**REQUIREMENT**
Give the total number of lines with the word "JSON" in them, and no other words.

**EXTRACTED ENTRIES**

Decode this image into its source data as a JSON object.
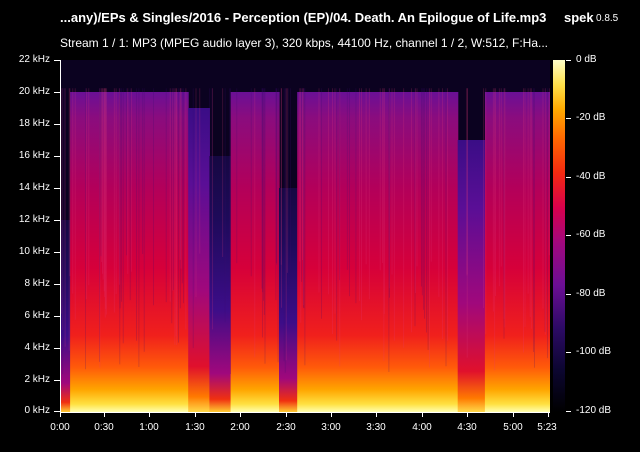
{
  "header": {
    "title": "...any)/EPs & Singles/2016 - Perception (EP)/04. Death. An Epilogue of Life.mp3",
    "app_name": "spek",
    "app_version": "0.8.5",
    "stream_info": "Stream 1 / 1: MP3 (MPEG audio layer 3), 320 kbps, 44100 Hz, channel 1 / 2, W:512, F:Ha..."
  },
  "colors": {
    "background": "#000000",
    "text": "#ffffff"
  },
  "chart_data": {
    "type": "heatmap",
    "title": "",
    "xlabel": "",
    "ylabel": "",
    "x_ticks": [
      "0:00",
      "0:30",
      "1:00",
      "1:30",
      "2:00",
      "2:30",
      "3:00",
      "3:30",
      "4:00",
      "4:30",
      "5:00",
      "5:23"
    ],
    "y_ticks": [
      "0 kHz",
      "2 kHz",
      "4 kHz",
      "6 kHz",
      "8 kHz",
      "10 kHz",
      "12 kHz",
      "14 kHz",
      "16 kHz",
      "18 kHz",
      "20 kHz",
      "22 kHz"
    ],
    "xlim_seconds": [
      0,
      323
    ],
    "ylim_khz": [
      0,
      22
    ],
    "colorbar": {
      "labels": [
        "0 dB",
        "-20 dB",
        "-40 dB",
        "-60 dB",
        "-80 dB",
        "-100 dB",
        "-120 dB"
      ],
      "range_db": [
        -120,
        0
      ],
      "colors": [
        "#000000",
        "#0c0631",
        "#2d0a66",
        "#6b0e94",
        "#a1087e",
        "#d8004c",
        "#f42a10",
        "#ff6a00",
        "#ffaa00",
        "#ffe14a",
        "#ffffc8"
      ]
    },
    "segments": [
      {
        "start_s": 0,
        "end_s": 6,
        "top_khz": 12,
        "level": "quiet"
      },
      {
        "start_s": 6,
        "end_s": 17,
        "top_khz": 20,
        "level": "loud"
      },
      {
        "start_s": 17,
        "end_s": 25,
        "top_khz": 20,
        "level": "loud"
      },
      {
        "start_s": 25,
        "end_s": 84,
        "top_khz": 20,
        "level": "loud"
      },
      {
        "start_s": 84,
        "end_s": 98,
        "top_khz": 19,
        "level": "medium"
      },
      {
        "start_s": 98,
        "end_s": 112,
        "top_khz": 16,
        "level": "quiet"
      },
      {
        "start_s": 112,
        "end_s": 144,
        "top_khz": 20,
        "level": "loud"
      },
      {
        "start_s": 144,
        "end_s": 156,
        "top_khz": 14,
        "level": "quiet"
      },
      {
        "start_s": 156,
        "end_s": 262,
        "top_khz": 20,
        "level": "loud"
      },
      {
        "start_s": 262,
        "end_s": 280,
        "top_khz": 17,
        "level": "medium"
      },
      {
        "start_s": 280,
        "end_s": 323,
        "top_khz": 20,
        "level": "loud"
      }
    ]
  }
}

--

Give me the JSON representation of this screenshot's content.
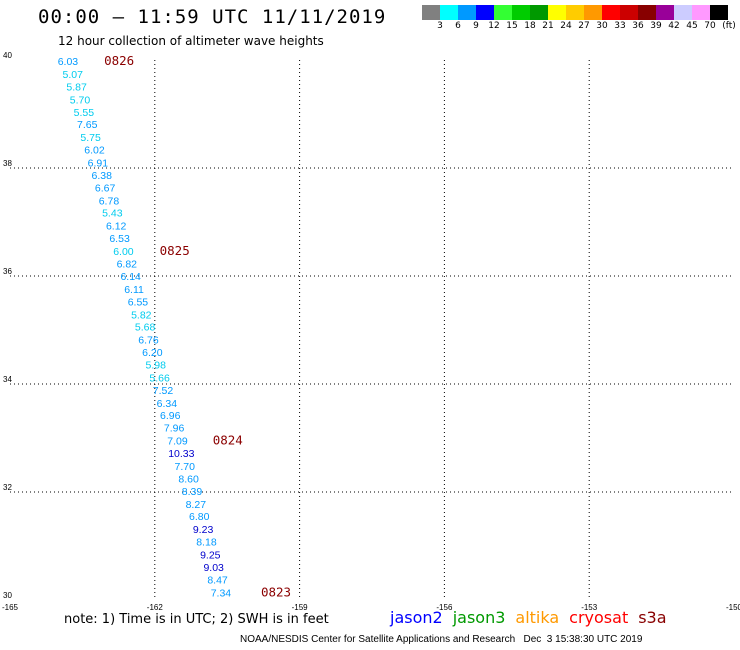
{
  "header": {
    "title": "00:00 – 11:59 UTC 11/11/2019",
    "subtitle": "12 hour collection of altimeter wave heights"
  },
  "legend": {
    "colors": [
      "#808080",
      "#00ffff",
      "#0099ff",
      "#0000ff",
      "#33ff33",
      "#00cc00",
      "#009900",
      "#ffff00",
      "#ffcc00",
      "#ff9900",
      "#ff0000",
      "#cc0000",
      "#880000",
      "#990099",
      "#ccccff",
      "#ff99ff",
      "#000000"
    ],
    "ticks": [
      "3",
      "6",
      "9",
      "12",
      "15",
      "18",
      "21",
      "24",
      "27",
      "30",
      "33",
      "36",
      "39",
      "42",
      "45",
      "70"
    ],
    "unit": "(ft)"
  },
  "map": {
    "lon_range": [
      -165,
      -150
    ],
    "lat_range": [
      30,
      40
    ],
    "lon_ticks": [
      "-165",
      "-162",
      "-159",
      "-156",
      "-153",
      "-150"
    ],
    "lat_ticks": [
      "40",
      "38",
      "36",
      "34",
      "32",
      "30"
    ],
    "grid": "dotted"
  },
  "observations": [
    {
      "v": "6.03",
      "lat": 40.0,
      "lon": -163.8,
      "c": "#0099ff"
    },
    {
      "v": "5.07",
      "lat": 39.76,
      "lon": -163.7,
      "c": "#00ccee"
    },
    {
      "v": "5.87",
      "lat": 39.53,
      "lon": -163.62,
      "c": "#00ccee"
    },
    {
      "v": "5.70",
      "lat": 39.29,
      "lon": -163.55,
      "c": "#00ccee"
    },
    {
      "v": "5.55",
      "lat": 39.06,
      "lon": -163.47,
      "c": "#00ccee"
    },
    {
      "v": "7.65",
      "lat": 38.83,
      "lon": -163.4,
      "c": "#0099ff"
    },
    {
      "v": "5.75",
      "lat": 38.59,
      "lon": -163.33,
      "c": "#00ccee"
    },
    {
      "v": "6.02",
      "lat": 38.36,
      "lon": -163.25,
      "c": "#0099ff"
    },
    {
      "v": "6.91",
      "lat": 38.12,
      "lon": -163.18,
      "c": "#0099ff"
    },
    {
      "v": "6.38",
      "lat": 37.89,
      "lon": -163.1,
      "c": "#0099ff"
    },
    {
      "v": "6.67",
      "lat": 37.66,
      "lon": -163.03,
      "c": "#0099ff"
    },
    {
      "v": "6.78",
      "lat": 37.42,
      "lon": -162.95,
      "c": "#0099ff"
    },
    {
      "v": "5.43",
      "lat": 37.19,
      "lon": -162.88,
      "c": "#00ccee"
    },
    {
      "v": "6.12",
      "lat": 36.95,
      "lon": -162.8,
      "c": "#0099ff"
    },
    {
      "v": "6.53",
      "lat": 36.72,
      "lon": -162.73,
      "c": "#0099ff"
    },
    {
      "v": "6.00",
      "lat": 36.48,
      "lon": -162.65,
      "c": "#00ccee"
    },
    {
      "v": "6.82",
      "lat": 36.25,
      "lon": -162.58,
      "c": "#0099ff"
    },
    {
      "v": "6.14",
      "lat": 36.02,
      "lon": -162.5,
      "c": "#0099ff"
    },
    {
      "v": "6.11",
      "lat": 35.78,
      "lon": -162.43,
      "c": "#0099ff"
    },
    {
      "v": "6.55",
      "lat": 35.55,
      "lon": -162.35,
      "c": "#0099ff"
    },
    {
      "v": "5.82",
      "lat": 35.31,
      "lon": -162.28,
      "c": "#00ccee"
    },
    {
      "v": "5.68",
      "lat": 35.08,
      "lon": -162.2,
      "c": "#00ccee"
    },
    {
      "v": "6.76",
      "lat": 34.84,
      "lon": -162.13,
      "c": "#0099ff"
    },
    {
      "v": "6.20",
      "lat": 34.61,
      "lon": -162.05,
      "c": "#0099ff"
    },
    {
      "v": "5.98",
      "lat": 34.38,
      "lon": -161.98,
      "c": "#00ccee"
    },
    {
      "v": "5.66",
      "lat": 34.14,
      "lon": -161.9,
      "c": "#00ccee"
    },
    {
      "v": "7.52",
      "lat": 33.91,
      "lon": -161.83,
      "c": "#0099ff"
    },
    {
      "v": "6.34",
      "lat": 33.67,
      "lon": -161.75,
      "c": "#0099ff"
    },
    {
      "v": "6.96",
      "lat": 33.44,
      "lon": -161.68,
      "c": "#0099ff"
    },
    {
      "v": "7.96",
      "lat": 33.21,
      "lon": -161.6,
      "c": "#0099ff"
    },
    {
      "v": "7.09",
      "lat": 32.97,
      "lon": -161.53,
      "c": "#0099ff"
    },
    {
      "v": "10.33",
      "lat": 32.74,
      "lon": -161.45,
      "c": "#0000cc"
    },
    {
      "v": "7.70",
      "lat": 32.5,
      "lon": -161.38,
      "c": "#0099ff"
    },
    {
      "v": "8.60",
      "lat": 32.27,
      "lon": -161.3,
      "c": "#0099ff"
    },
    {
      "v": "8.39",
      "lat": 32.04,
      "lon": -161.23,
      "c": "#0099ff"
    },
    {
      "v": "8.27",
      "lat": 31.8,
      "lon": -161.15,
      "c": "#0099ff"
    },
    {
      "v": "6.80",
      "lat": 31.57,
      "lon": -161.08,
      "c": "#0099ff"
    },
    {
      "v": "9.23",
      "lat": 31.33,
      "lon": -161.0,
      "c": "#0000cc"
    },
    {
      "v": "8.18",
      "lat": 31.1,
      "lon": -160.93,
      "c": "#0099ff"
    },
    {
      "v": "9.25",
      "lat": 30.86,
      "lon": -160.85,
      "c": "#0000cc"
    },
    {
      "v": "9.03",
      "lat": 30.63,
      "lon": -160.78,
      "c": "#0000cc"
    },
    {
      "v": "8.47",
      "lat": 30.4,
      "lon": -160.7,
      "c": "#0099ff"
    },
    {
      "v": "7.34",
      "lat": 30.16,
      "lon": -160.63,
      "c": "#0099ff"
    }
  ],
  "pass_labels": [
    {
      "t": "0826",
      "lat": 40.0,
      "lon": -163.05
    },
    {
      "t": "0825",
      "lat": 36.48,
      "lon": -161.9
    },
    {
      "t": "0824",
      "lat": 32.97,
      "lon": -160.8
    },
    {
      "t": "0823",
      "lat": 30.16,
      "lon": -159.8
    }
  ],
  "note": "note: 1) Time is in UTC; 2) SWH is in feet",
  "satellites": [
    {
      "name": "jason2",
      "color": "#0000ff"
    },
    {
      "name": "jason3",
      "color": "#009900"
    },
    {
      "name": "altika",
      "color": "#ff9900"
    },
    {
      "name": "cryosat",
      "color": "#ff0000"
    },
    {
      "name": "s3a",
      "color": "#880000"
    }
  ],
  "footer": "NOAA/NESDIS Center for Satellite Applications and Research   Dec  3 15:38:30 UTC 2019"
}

**SOLUTION TO THIS EXERCISE**
2